課題の目的: 請求異議事件に関する本文を、表記を一切変えずに全文書き写してください。

---------- 提示本文 ----------

2019.01.16
請求異議事件
LEX/DB25449875/最高裁判所第三小法廷 平成30年12月18日 決定 (上告審)/平成29年(オ)第1725号
債権執行の申立てをした債権者が当該債権執行の手続において配当等により請求債権の一部について満足を得た後に当該申立てを取り下げた場合、当該申立てに係る差押えによる時効中断の効力が民法154条により初めから生じなかったことになると解するのは相当でなく、このような法令解釈に関する意見(本件意見)は、最高裁平成8年(オ)第2422号同11年9月9日第一小法廷判決・裁判集民事193号685頁(平成11年判決)と相反するから、民訴規則203条所定の事由があるとして、高等裁判所が、民訴法324条に基づき、本件を最高裁判所に移送する旨の本件決定をしたが、平成11年判決は、担保不動産競売の申立てをした債権者が当該競売の手続において請求債権の一部又は全部の満足を得ることなく当該申立てを取り下げた場合について判断したものであって、債権執行の申立てをした債権者が当該債権執行の手続において配当等により請求債権の一部について満足を得た後に当該申立てを取り下げた場合についての本件意見とは前提を異にしているというべきであるとし、本件意見は平成11年判決と相反するものではなく、本件決定に係る民訴規則203条所定の事由はないと認められるとして、本件を最高裁判所に移送する旨の本件決定を取り消した事例。

---------- データ抜粋 ----------

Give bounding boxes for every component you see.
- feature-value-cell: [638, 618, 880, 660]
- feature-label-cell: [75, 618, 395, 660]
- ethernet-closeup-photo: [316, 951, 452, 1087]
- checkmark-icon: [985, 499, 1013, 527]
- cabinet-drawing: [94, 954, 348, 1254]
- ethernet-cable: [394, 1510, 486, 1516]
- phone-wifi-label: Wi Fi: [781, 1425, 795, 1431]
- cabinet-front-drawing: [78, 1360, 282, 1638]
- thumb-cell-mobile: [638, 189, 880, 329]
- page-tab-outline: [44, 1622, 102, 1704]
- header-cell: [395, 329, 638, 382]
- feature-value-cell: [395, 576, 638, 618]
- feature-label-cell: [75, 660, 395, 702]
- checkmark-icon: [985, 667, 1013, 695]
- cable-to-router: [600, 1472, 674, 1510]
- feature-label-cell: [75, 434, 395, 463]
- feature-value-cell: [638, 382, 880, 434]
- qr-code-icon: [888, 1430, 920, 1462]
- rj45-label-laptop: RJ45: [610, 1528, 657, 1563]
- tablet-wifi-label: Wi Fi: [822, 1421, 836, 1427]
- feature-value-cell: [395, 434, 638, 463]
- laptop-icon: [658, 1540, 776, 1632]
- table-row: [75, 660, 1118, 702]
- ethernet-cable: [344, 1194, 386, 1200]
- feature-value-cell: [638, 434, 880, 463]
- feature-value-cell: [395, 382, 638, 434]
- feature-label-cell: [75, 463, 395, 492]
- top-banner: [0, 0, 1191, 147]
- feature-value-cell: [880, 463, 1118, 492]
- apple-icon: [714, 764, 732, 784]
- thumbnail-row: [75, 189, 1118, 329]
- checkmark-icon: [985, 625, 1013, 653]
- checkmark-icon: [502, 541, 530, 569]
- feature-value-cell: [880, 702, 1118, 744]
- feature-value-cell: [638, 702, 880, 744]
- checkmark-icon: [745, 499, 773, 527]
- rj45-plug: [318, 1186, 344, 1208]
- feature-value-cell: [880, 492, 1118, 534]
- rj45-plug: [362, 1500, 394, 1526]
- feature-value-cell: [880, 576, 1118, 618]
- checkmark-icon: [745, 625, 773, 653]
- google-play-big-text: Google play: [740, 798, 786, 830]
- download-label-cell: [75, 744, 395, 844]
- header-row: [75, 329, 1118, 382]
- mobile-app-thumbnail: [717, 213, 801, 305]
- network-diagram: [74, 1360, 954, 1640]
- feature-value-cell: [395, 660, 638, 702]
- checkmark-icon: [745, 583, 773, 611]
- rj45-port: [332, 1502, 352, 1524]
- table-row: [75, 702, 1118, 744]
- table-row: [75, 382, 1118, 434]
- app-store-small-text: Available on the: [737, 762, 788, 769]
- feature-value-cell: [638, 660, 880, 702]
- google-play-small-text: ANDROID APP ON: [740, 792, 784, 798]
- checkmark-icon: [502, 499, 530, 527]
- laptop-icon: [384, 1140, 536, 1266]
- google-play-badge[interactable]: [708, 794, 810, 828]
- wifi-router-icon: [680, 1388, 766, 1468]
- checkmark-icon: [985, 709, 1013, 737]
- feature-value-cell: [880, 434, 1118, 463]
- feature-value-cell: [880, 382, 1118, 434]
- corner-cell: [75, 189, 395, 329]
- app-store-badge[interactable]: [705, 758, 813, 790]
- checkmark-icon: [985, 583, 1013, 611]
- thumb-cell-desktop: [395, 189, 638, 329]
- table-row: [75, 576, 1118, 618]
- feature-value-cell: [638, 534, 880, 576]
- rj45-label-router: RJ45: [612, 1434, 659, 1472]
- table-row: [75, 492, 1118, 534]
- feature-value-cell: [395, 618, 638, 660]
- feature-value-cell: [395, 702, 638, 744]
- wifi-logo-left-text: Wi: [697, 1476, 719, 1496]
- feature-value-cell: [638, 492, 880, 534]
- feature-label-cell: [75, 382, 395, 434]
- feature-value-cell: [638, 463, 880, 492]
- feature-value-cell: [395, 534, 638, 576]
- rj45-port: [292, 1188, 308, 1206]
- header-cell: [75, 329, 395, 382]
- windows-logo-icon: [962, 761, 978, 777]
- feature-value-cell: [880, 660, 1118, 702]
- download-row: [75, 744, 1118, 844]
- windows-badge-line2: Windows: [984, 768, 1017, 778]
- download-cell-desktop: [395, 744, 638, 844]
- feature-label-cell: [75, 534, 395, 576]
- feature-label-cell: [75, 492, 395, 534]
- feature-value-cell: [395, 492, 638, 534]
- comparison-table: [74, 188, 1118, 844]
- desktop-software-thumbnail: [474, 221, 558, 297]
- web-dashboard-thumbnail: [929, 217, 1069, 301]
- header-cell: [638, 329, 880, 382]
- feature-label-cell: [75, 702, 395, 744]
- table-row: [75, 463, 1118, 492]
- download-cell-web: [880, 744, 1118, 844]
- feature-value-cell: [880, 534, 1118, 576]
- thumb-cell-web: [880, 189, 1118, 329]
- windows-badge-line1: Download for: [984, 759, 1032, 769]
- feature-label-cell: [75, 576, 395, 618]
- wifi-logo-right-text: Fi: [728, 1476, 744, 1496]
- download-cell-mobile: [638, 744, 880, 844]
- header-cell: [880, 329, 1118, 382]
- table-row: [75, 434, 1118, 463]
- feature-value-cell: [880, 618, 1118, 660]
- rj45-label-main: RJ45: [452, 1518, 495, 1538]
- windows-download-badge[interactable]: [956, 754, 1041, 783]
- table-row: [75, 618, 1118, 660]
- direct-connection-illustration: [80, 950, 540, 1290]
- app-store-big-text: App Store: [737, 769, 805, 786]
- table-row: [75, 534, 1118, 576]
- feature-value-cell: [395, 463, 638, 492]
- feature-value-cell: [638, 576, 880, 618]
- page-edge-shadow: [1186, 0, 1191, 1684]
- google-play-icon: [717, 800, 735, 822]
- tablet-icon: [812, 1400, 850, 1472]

----------

解答例:
2019.01.16
請求異議事件
LEX/DB25449875/最高裁判所第三小法廷 平成30年12月18日 決定 (上告審)/平成29年(オ)第1725号
債権執行の申立てをした債権者が当該債権執行の手続において配当等により請求債権の一部について満足を得た後に当該申立てを取り下げた場合、当該申立てに係る差押えによる時効中断の効力が民法154条により初めから生じなかったことになると解するのは相当でなく、このような法令解釈に関する意見(本件意見)は、最高裁平成8年(オ)第2422号同11年9月9日第一小法廷判決・裁判集民事193号685頁(平成11年判決)と相反するから、民訴規則203条所定の事由があるとして、高等裁判所が、民訴法324条に基づき、本件を最高裁判所に移送する旨の本件決定をしたが、平成11年判決は、担保不動産競売の申立てをした債権者が当該競売の手続において請求債権の一部又は全部の満足を得ることなく当該申立てを取り下げた場合について判断したものであって、債権執行の申立てをした債権者が当該債権執行の手続において配当等により請求債権の一部について満足を得た後に当該申立てを取り下げた場合についての本件意見とは前提を異にしているというべきであるとし、本件意見は平成11年判決と相反するものではなく、本件決定に係る民訴規則203条所定の事由はないと認められるとして、本件を最高裁判所に移送する旨の本件決定を取り消した事例。